WORK TO COMPLETE:
Copy the listing below word for word, leaving out the pictures.

***** EXERCISE MATERIAL *****

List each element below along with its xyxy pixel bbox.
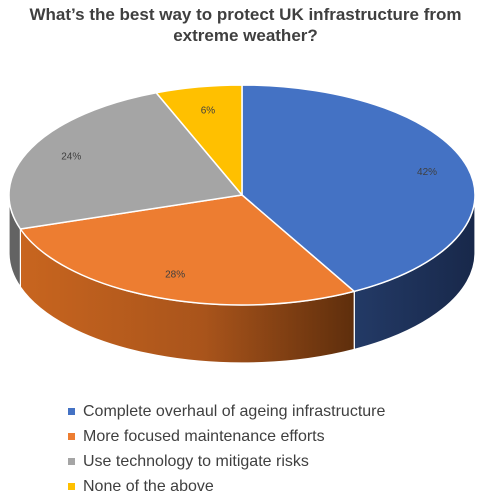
legend-item-maintenance: More focused maintenance efforts bbox=[68, 424, 385, 449]
pie-slice-technology bbox=[8, 91, 243, 230]
pie-slice-none bbox=[155, 84, 243, 196]
data-label-none: 6% bbox=[201, 105, 216, 116]
legend-item-none: None of the above bbox=[68, 474, 385, 499]
data-label-overhaul: 42% bbox=[417, 167, 437, 178]
legend-swatch-maintenance bbox=[68, 433, 75, 440]
legend-item-technology: Use technology to mitigate risks bbox=[68, 449, 385, 474]
legend-label-maintenance: More focused maintenance efforts bbox=[83, 427, 325, 445]
pie-slice-overhaul bbox=[241, 84, 476, 293]
chart-title: What’s the best way to protect UK infras… bbox=[29, 5, 462, 45]
legend-label-overhaul: Complete overhaul of ageing infrastructu… bbox=[83, 402, 386, 420]
legend-swatch-overhaul bbox=[68, 408, 75, 415]
data-label-maintenance: 28% bbox=[165, 269, 185, 280]
chart-legend: Complete overhaul of ageing infrastructu… bbox=[68, 399, 385, 499]
legend-label-technology: Use technology to mitigate risks bbox=[83, 452, 309, 470]
pie-slice-maintenance bbox=[19, 194, 355, 306]
legend-swatch-technology bbox=[68, 458, 75, 465]
legend-swatch-none bbox=[68, 483, 75, 490]
data-label-technology: 24% bbox=[61, 152, 81, 163]
legend-label-none: None of the above bbox=[83, 477, 214, 495]
legend-item-overhaul: Complete overhaul of ageing infrastructu… bbox=[68, 399, 385, 424]
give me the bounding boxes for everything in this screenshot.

*****

IN RESPONSE:
List each element below along with its xyxy pixel bbox.
legend-item-maintenance: More focused maintenance efforts bbox=[68, 424, 385, 449]
pie-slice-technology bbox=[8, 91, 243, 230]
pie-slice-none bbox=[155, 84, 243, 196]
data-label-none: 6% bbox=[201, 105, 216, 116]
legend-item-none: None of the above bbox=[68, 474, 385, 499]
data-label-overhaul: 42% bbox=[417, 167, 437, 178]
legend-swatch-maintenance bbox=[68, 433, 75, 440]
legend-item-technology: Use technology to mitigate risks bbox=[68, 449, 385, 474]
legend-label-maintenance: More focused maintenance efforts bbox=[83, 427, 325, 445]
pie-slice-overhaul bbox=[241, 84, 476, 293]
chart-title: What’s the best way to protect UK infras… bbox=[29, 5, 462, 45]
legend-label-overhaul: Complete overhaul of ageing infrastructu… bbox=[83, 402, 386, 420]
legend-swatch-overhaul bbox=[68, 408, 75, 415]
data-label-maintenance: 28% bbox=[165, 269, 185, 280]
chart-legend: Complete overhaul of ageing infrastructu… bbox=[68, 399, 385, 499]
legend-label-technology: Use technology to mitigate risks bbox=[83, 452, 309, 470]
pie-slice-maintenance bbox=[19, 194, 355, 306]
legend-swatch-technology bbox=[68, 458, 75, 465]
legend-swatch-none bbox=[68, 483, 75, 490]
data-label-technology: 24% bbox=[61, 152, 81, 163]
legend-label-none: None of the above bbox=[83, 477, 214, 495]
legend-item-overhaul: Complete overhaul of ageing infrastructu… bbox=[68, 399, 385, 424]
give me the bounding boxes for everything in this screenshot.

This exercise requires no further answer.